=== REQUIRED WORK ===
Leave the pictures out and print every record below exactly as it stands.

=== STORED DATA ===

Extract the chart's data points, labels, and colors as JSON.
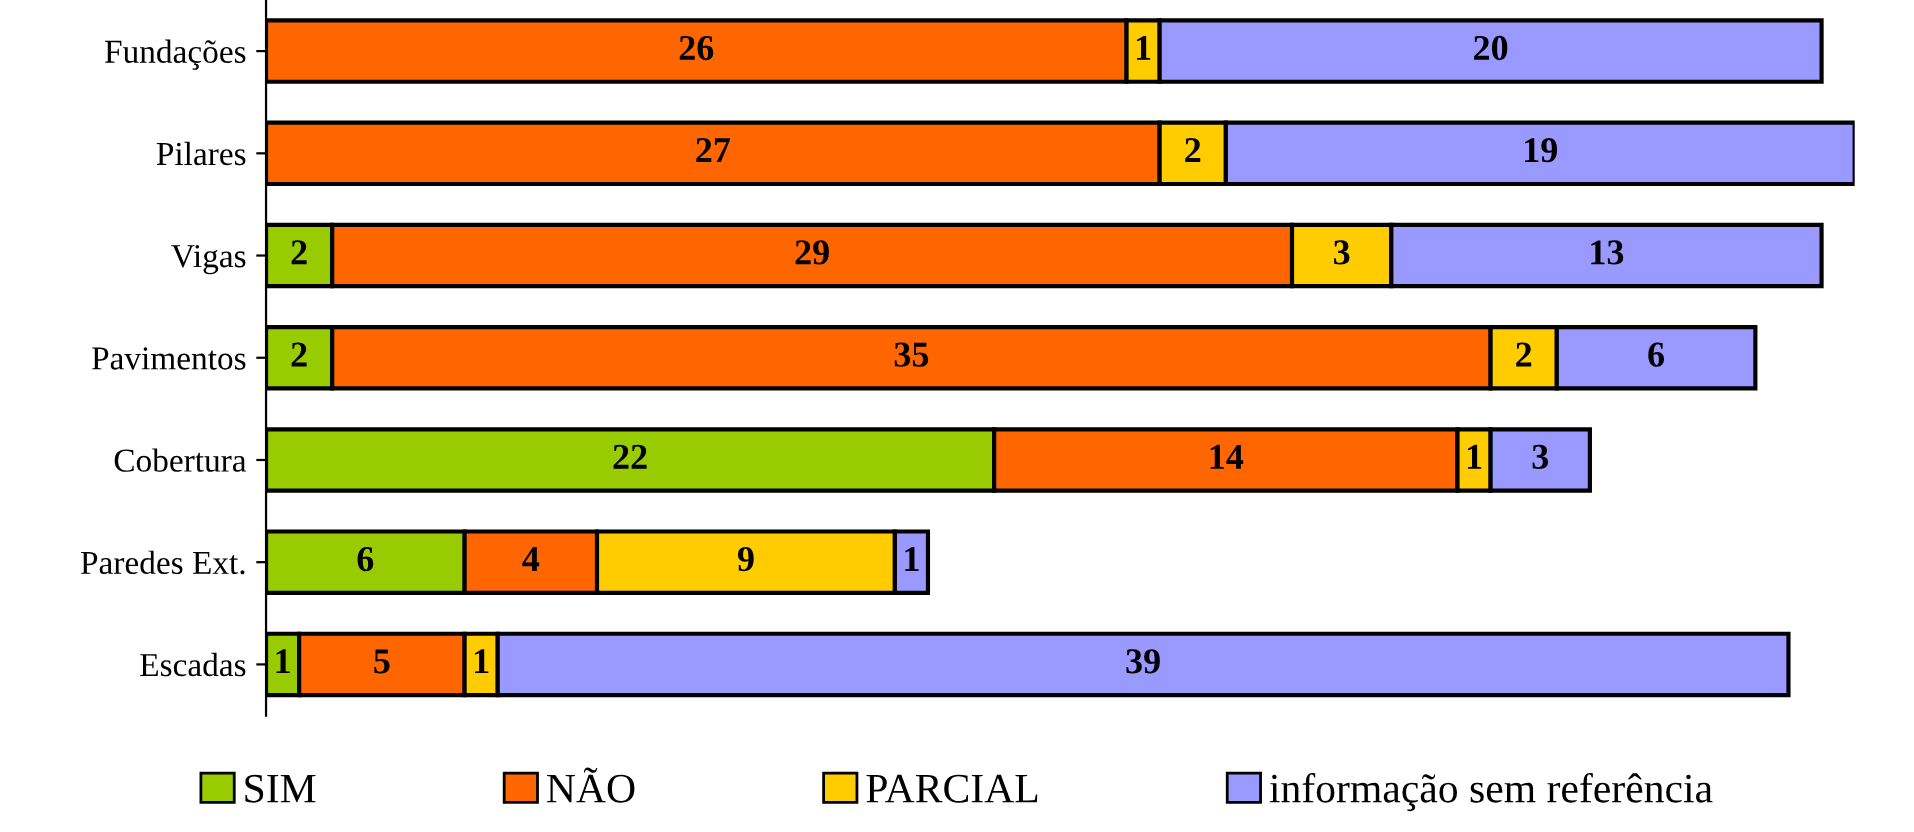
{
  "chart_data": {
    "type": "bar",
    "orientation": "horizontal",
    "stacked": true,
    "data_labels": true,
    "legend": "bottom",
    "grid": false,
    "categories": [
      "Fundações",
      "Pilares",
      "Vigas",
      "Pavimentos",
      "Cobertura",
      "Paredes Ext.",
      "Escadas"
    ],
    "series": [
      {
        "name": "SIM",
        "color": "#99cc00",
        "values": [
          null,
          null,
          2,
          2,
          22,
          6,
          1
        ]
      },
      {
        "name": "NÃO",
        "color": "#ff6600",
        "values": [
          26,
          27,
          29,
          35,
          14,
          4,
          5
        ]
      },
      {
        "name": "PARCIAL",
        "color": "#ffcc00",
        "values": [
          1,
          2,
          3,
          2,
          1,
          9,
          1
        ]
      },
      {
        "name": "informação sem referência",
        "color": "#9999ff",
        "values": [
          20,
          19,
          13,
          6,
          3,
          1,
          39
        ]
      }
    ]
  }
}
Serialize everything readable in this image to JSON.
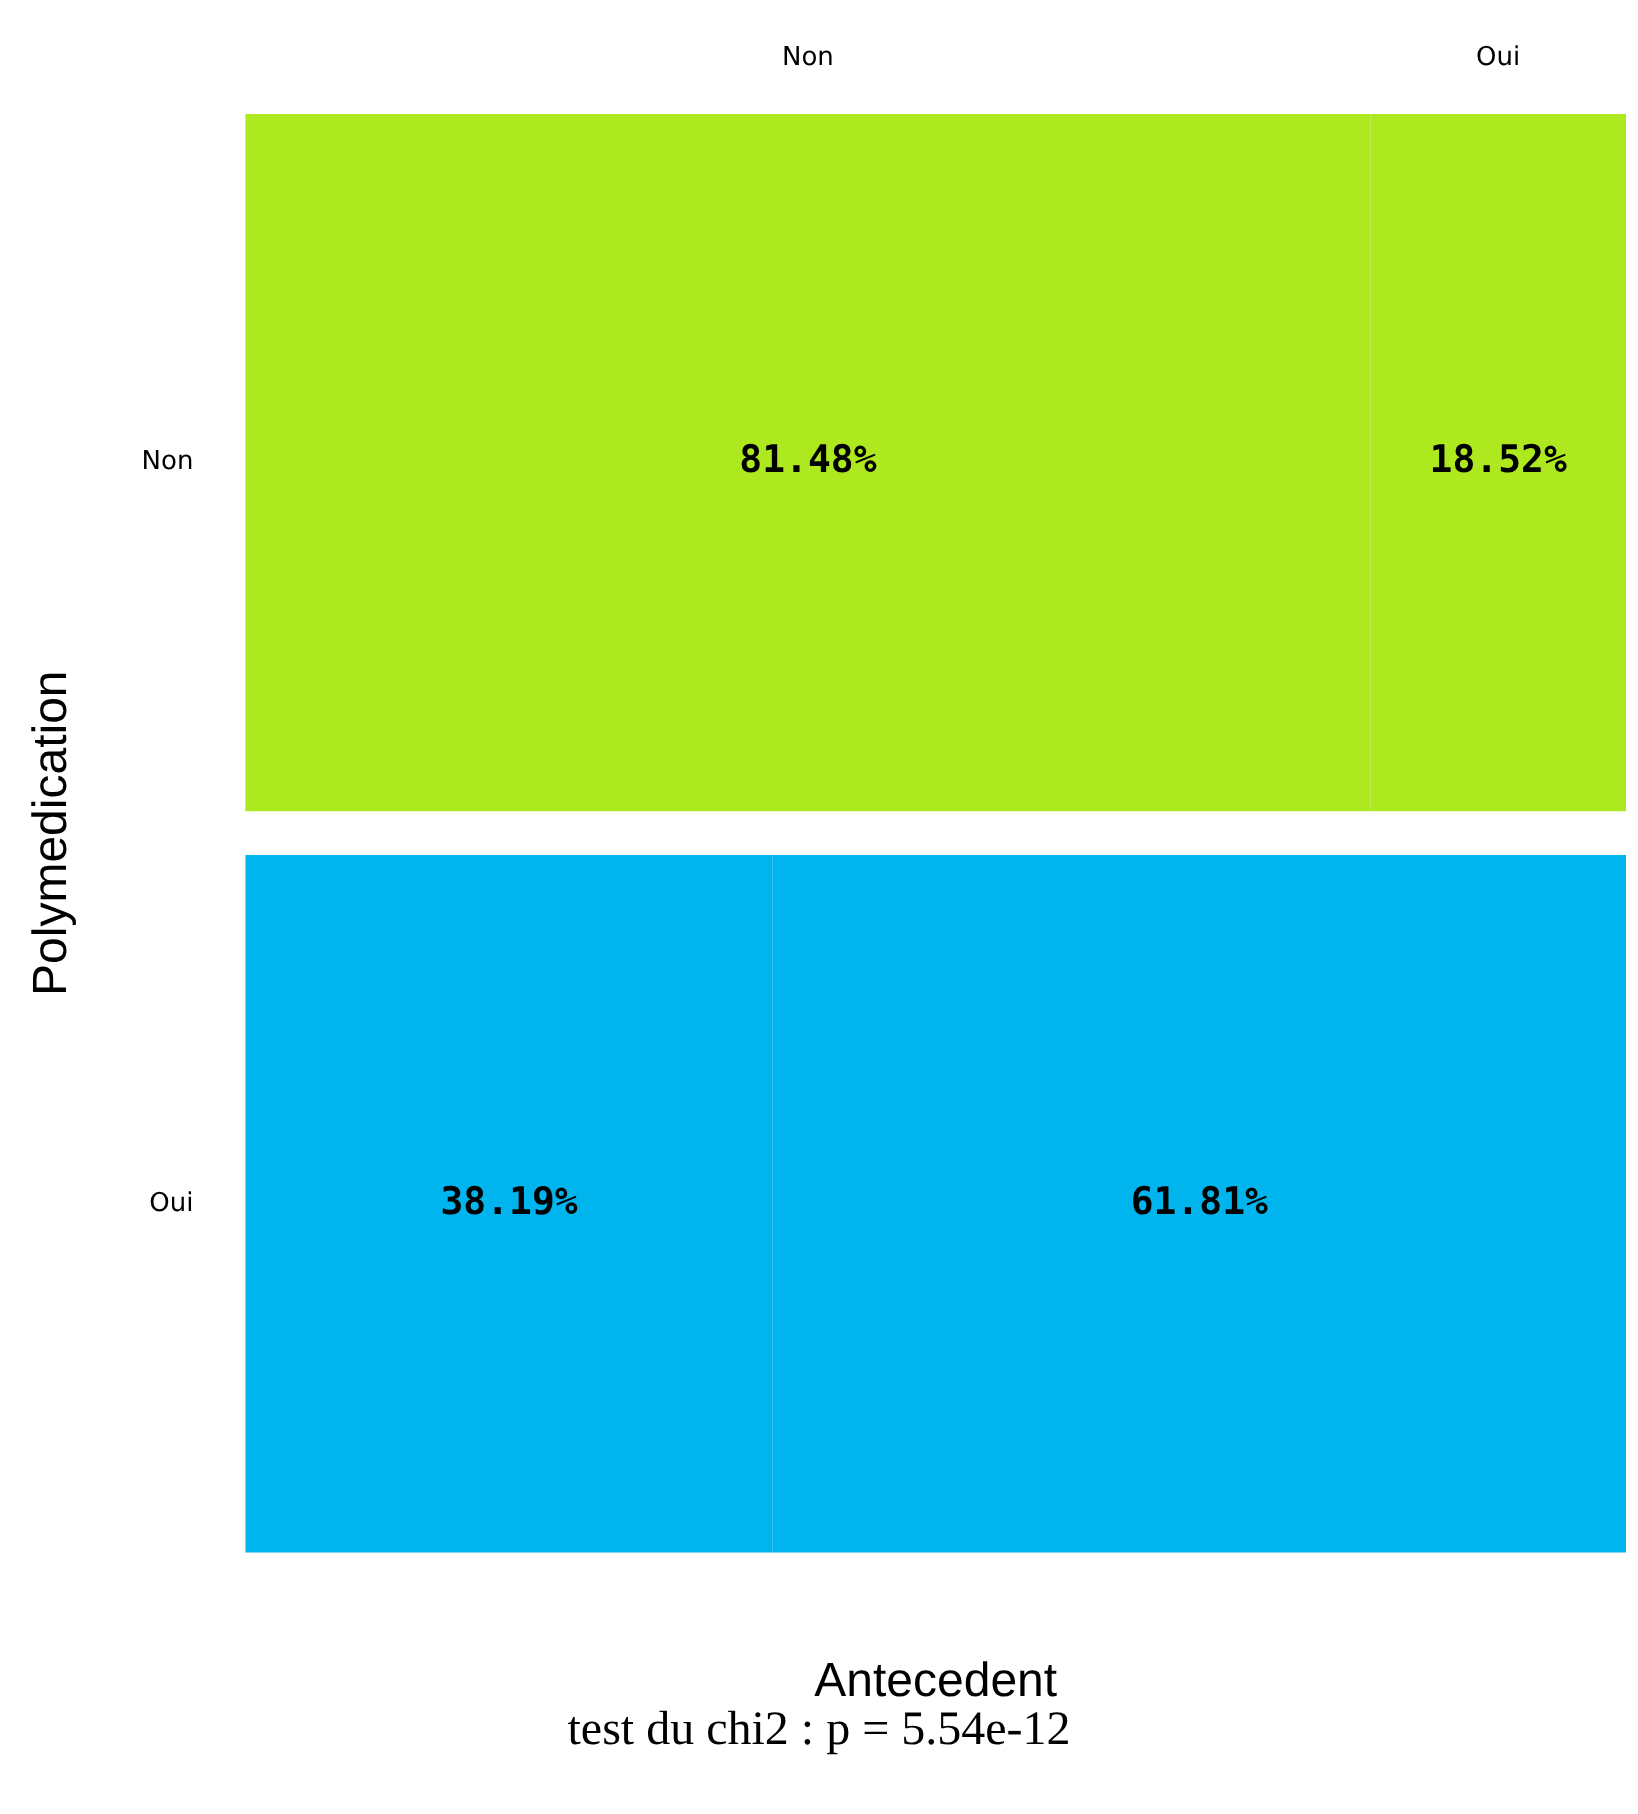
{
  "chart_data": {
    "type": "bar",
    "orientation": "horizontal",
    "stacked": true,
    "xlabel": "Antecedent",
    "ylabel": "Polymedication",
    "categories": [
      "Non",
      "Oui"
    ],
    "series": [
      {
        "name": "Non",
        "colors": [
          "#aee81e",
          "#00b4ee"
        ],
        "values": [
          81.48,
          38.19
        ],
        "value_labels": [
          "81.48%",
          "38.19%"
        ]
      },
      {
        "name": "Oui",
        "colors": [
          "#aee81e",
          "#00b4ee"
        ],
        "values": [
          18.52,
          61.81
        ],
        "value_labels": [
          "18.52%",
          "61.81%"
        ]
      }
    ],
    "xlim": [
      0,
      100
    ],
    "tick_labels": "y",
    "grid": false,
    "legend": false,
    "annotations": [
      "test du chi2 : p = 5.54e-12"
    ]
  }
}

=== OUTPUT FOR THIS EXERCISE ===
Extract the chart's data points, labels, and colors as JSON.
{
  "chart_data": {
    "type": "bar",
    "orientation": "horizontal",
    "stacked": true,
    "data_labels": true,
    "legend": "bottom",
    "grid": false,
    "categories": [
      "Fundações",
      "Pilares",
      "Vigas",
      "Pavimentos",
      "Cobertura",
      "Paredes Ext.",
      "Escadas"
    ],
    "series": [
      {
        "name": "SIM",
        "color": "#99cc00",
        "values": [
          null,
          null,
          2,
          2,
          22,
          6,
          1
        ]
      },
      {
        "name": "NÃO",
        "color": "#ff6600",
        "values": [
          26,
          27,
          29,
          35,
          14,
          4,
          5
        ]
      },
      {
        "name": "PARCIAL",
        "color": "#ffcc00",
        "values": [
          1,
          2,
          3,
          2,
          1,
          9,
          1
        ]
      },
      {
        "name": "informação sem referência",
        "color": "#9999ff",
        "values": [
          20,
          19,
          13,
          6,
          3,
          1,
          39
        ]
      }
    ]
  }
}
Serialize everything readable in this image to JSON.
{
  "chart_data": {
    "type": "bar",
    "orientation": "horizontal",
    "stacked": true,
    "xlabel": "Antecedent",
    "ylabel": "Polymedication",
    "categories": [
      "Non",
      "Oui"
    ],
    "series": [
      {
        "name": "Non",
        "colors": [
          "#aee81e",
          "#00b4ee"
        ],
        "values": [
          81.48,
          38.19
        ],
        "value_labels": [
          "81.48%",
          "38.19%"
        ]
      },
      {
        "name": "Oui",
        "colors": [
          "#aee81e",
          "#00b4ee"
        ],
        "values": [
          18.52,
          61.81
        ],
        "value_labels": [
          "18.52%",
          "61.81%"
        ]
      }
    ],
    "xlim": [
      0,
      100
    ],
    "tick_labels": "y",
    "grid": false,
    "legend": false,
    "annotations": [
      "test du chi2 : p = 5.54e-12"
    ]
  }
}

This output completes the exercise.